Exercise directions:
Repeat every record below exactly, leaving out the pictures.

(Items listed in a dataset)

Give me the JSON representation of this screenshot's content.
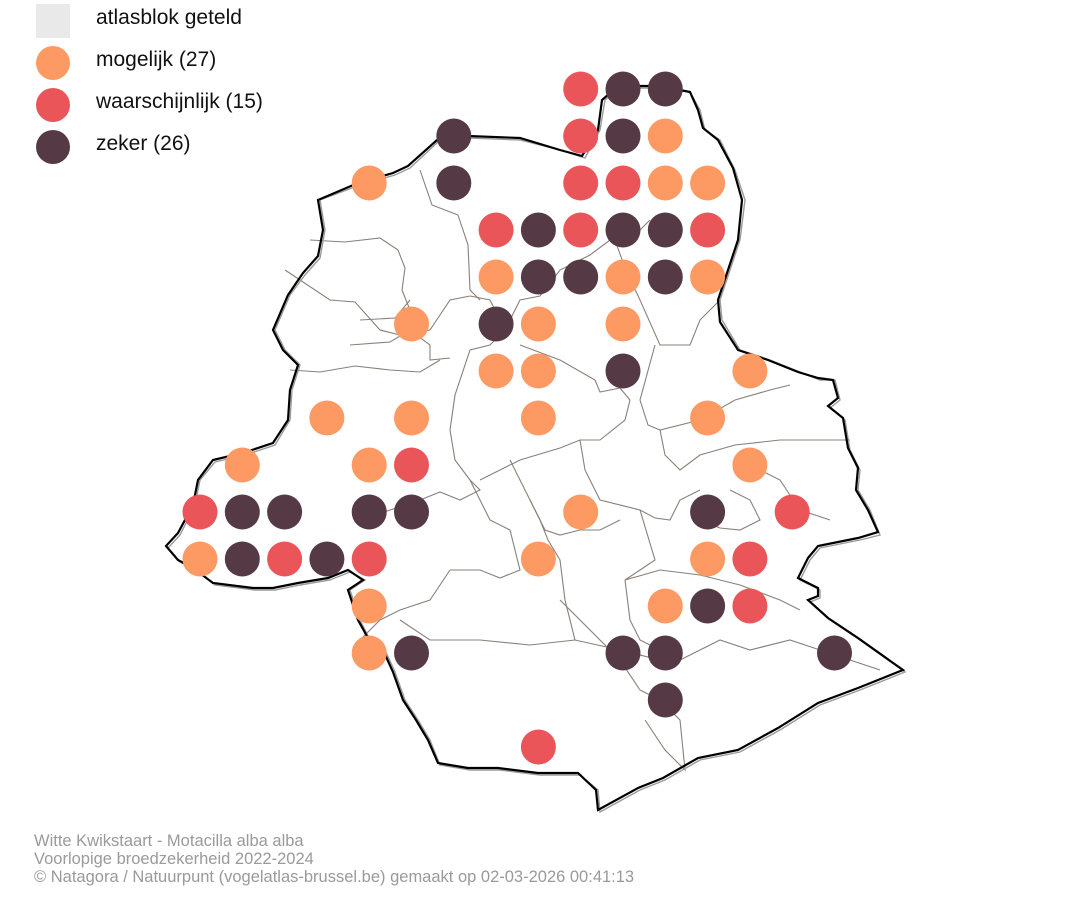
{
  "legend": {
    "counted": {
      "label": "atlasblok geteld",
      "color": "#e9e9e9"
    },
    "possible": {
      "label": "mogelijk (27)",
      "color": "#fd9a63"
    },
    "probable": {
      "label": "waarschijnlijk (15)",
      "color": "#ea5559"
    },
    "certain": {
      "label": "zeker (26)",
      "color": "#553a45"
    }
  },
  "caption": {
    "species": "Witte Kwikstaart - Motacilla alba alba",
    "subtitle": "Voorlopige broedzekerheid 2022-2024",
    "credit": "© Natagora / Natuurpunt (vogelatlas-brussel.be) gemaakt op 02-03-2026 00:41:13"
  },
  "colors": {
    "boundary": "#000000",
    "municipality_lines": "#8a8078"
  },
  "grid_observations": {
    "note_columns": "col index 0..16 (west to east), row index 0..15 (north to south)",
    "cells": [
      {
        "c": 9,
        "r": 0,
        "s": "probable"
      },
      {
        "c": 10,
        "r": 0,
        "s": "certain"
      },
      {
        "c": 11,
        "r": 0,
        "s": "certain"
      },
      {
        "c": 6,
        "r": 1,
        "s": "certain"
      },
      {
        "c": 9,
        "r": 1,
        "s": "probable"
      },
      {
        "c": 10,
        "r": 1,
        "s": "certain"
      },
      {
        "c": 11,
        "r": 1,
        "s": "possible"
      },
      {
        "c": 4,
        "r": 2,
        "s": "possible"
      },
      {
        "c": 6,
        "r": 2,
        "s": "certain"
      },
      {
        "c": 9,
        "r": 2,
        "s": "probable"
      },
      {
        "c": 10,
        "r": 2,
        "s": "probable"
      },
      {
        "c": 11,
        "r": 2,
        "s": "possible"
      },
      {
        "c": 12,
        "r": 2,
        "s": "possible"
      },
      {
        "c": 7,
        "r": 3,
        "s": "probable"
      },
      {
        "c": 8,
        "r": 3,
        "s": "certain"
      },
      {
        "c": 9,
        "r": 3,
        "s": "probable"
      },
      {
        "c": 10,
        "r": 3,
        "s": "certain"
      },
      {
        "c": 11,
        "r": 3,
        "s": "certain"
      },
      {
        "c": 12,
        "r": 3,
        "s": "probable"
      },
      {
        "c": 7,
        "r": 4,
        "s": "possible"
      },
      {
        "c": 8,
        "r": 4,
        "s": "certain"
      },
      {
        "c": 9,
        "r": 4,
        "s": "certain"
      },
      {
        "c": 10,
        "r": 4,
        "s": "possible"
      },
      {
        "c": 11,
        "r": 4,
        "s": "certain"
      },
      {
        "c": 12,
        "r": 4,
        "s": "possible"
      },
      {
        "c": 5,
        "r": 5,
        "s": "possible"
      },
      {
        "c": 7,
        "r": 5,
        "s": "certain"
      },
      {
        "c": 8,
        "r": 5,
        "s": "possible"
      },
      {
        "c": 10,
        "r": 5,
        "s": "possible"
      },
      {
        "c": 7,
        "r": 6,
        "s": "possible"
      },
      {
        "c": 8,
        "r": 6,
        "s": "possible"
      },
      {
        "c": 10,
        "r": 6,
        "s": "certain"
      },
      {
        "c": 13,
        "r": 6,
        "s": "possible"
      },
      {
        "c": 3,
        "r": 7,
        "s": "possible"
      },
      {
        "c": 5,
        "r": 7,
        "s": "possible"
      },
      {
        "c": 8,
        "r": 7,
        "s": "possible"
      },
      {
        "c": 12,
        "r": 7,
        "s": "possible"
      },
      {
        "c": 1,
        "r": 8,
        "s": "possible"
      },
      {
        "c": 4,
        "r": 8,
        "s": "possible"
      },
      {
        "c": 5,
        "r": 8,
        "s": "probable"
      },
      {
        "c": 13,
        "r": 8,
        "s": "possible"
      },
      {
        "c": 0,
        "r": 9,
        "s": "probable"
      },
      {
        "c": 1,
        "r": 9,
        "s": "certain"
      },
      {
        "c": 2,
        "r": 9,
        "s": "certain"
      },
      {
        "c": 4,
        "r": 9,
        "s": "certain"
      },
      {
        "c": 5,
        "r": 9,
        "s": "certain"
      },
      {
        "c": 9,
        "r": 9,
        "s": "possible"
      },
      {
        "c": 12,
        "r": 9,
        "s": "certain"
      },
      {
        "c": 14,
        "r": 9,
        "s": "probable"
      },
      {
        "c": 0,
        "r": 10,
        "s": "possible"
      },
      {
        "c": 1,
        "r": 10,
        "s": "certain"
      },
      {
        "c": 2,
        "r": 10,
        "s": "probable"
      },
      {
        "c": 3,
        "r": 10,
        "s": "certain"
      },
      {
        "c": 4,
        "r": 10,
        "s": "probable"
      },
      {
        "c": 8,
        "r": 10,
        "s": "possible"
      },
      {
        "c": 12,
        "r": 10,
        "s": "possible"
      },
      {
        "c": 13,
        "r": 10,
        "s": "probable"
      },
      {
        "c": 4,
        "r": 11,
        "s": "possible"
      },
      {
        "c": 11,
        "r": 11,
        "s": "possible"
      },
      {
        "c": 12,
        "r": 11,
        "s": "certain"
      },
      {
        "c": 13,
        "r": 11,
        "s": "probable"
      },
      {
        "c": 4,
        "r": 12,
        "s": "possible"
      },
      {
        "c": 5,
        "r": 12,
        "s": "certain"
      },
      {
        "c": 10,
        "r": 12,
        "s": "certain"
      },
      {
        "c": 11,
        "r": 12,
        "s": "certain"
      },
      {
        "c": 15,
        "r": 12,
        "s": "certain"
      },
      {
        "c": 11,
        "r": 13,
        "s": "certain"
      },
      {
        "c": 8,
        "r": 14,
        "s": "probable"
      }
    ]
  }
}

Answer:
Give me the JSON representation of this screenshot's content.
{
  "legend": {
    "counted": {
      "label": "atlasblok geteld",
      "color": "#e9e9e9"
    },
    "possible": {
      "label": "mogelijk (27)",
      "color": "#fd9a63"
    },
    "probable": {
      "label": "waarschijnlijk (15)",
      "color": "#ea5559"
    },
    "certain": {
      "label": "zeker (26)",
      "color": "#553a45"
    }
  },
  "caption": {
    "species": "Witte Kwikstaart - Motacilla alba alba",
    "subtitle": "Voorlopige broedzekerheid 2022-2024",
    "credit": "© Natagora / Natuurpunt (vogelatlas-brussel.be) gemaakt op 02-03-2026 00:41:13"
  },
  "colors": {
    "boundary": "#000000",
    "municipality_lines": "#8a8078"
  },
  "grid_observations": {
    "note_columns": "col index 0..16 (west to east), row index 0..15 (north to south)",
    "cells": [
      {
        "c": 9,
        "r": 0,
        "s": "probable"
      },
      {
        "c": 10,
        "r": 0,
        "s": "certain"
      },
      {
        "c": 11,
        "r": 0,
        "s": "certain"
      },
      {
        "c": 6,
        "r": 1,
        "s": "certain"
      },
      {
        "c": 9,
        "r": 1,
        "s": "probable"
      },
      {
        "c": 10,
        "r": 1,
        "s": "certain"
      },
      {
        "c": 11,
        "r": 1,
        "s": "possible"
      },
      {
        "c": 4,
        "r": 2,
        "s": "possible"
      },
      {
        "c": 6,
        "r": 2,
        "s": "certain"
      },
      {
        "c": 9,
        "r": 2,
        "s": "probable"
      },
      {
        "c": 10,
        "r": 2,
        "s": "probable"
      },
      {
        "c": 11,
        "r": 2,
        "s": "possible"
      },
      {
        "c": 12,
        "r": 2,
        "s": "possible"
      },
      {
        "c": 7,
        "r": 3,
        "s": "probable"
      },
      {
        "c": 8,
        "r": 3,
        "s": "certain"
      },
      {
        "c": 9,
        "r": 3,
        "s": "probable"
      },
      {
        "c": 10,
        "r": 3,
        "s": "certain"
      },
      {
        "c": 11,
        "r": 3,
        "s": "certain"
      },
      {
        "c": 12,
        "r": 3,
        "s": "probable"
      },
      {
        "c": 7,
        "r": 4,
        "s": "possible"
      },
      {
        "c": 8,
        "r": 4,
        "s": "certain"
      },
      {
        "c": 9,
        "r": 4,
        "s": "certain"
      },
      {
        "c": 10,
        "r": 4,
        "s": "possible"
      },
      {
        "c": 11,
        "r": 4,
        "s": "certain"
      },
      {
        "c": 12,
        "r": 4,
        "s": "possible"
      },
      {
        "c": 5,
        "r": 5,
        "s": "possible"
      },
      {
        "c": 7,
        "r": 5,
        "s": "certain"
      },
      {
        "c": 8,
        "r": 5,
        "s": "possible"
      },
      {
        "c": 10,
        "r": 5,
        "s": "possible"
      },
      {
        "c": 7,
        "r": 6,
        "s": "possible"
      },
      {
        "c": 8,
        "r": 6,
        "s": "possible"
      },
      {
        "c": 10,
        "r": 6,
        "s": "certain"
      },
      {
        "c": 13,
        "r": 6,
        "s": "possible"
      },
      {
        "c": 3,
        "r": 7,
        "s": "possible"
      },
      {
        "c": 5,
        "r": 7,
        "s": "possible"
      },
      {
        "c": 8,
        "r": 7,
        "s": "possible"
      },
      {
        "c": 12,
        "r": 7,
        "s": "possible"
      },
      {
        "c": 1,
        "r": 8,
        "s": "possible"
      },
      {
        "c": 4,
        "r": 8,
        "s": "possible"
      },
      {
        "c": 5,
        "r": 8,
        "s": "probable"
      },
      {
        "c": 13,
        "r": 8,
        "s": "possible"
      },
      {
        "c": 0,
        "r": 9,
        "s": "probable"
      },
      {
        "c": 1,
        "r": 9,
        "s": "certain"
      },
      {
        "c": 2,
        "r": 9,
        "s": "certain"
      },
      {
        "c": 4,
        "r": 9,
        "s": "certain"
      },
      {
        "c": 5,
        "r": 9,
        "s": "certain"
      },
      {
        "c": 9,
        "r": 9,
        "s": "possible"
      },
      {
        "c": 12,
        "r": 9,
        "s": "certain"
      },
      {
        "c": 14,
        "r": 9,
        "s": "probable"
      },
      {
        "c": 0,
        "r": 10,
        "s": "possible"
      },
      {
        "c": 1,
        "r": 10,
        "s": "certain"
      },
      {
        "c": 2,
        "r": 10,
        "s": "probable"
      },
      {
        "c": 3,
        "r": 10,
        "s": "certain"
      },
      {
        "c": 4,
        "r": 10,
        "s": "probable"
      },
      {
        "c": 8,
        "r": 10,
        "s": "possible"
      },
      {
        "c": 12,
        "r": 10,
        "s": "possible"
      },
      {
        "c": 13,
        "r": 10,
        "s": "probable"
      },
      {
        "c": 4,
        "r": 11,
        "s": "possible"
      },
      {
        "c": 11,
        "r": 11,
        "s": "possible"
      },
      {
        "c": 12,
        "r": 11,
        "s": "certain"
      },
      {
        "c": 13,
        "r": 11,
        "s": "probable"
      },
      {
        "c": 4,
        "r": 12,
        "s": "possible"
      },
      {
        "c": 5,
        "r": 12,
        "s": "certain"
      },
      {
        "c": 10,
        "r": 12,
        "s": "certain"
      },
      {
        "c": 11,
        "r": 12,
        "s": "certain"
      },
      {
        "c": 15,
        "r": 12,
        "s": "certain"
      },
      {
        "c": 11,
        "r": 13,
        "s": "certain"
      },
      {
        "c": 8,
        "r": 14,
        "s": "probable"
      }
    ]
  }
}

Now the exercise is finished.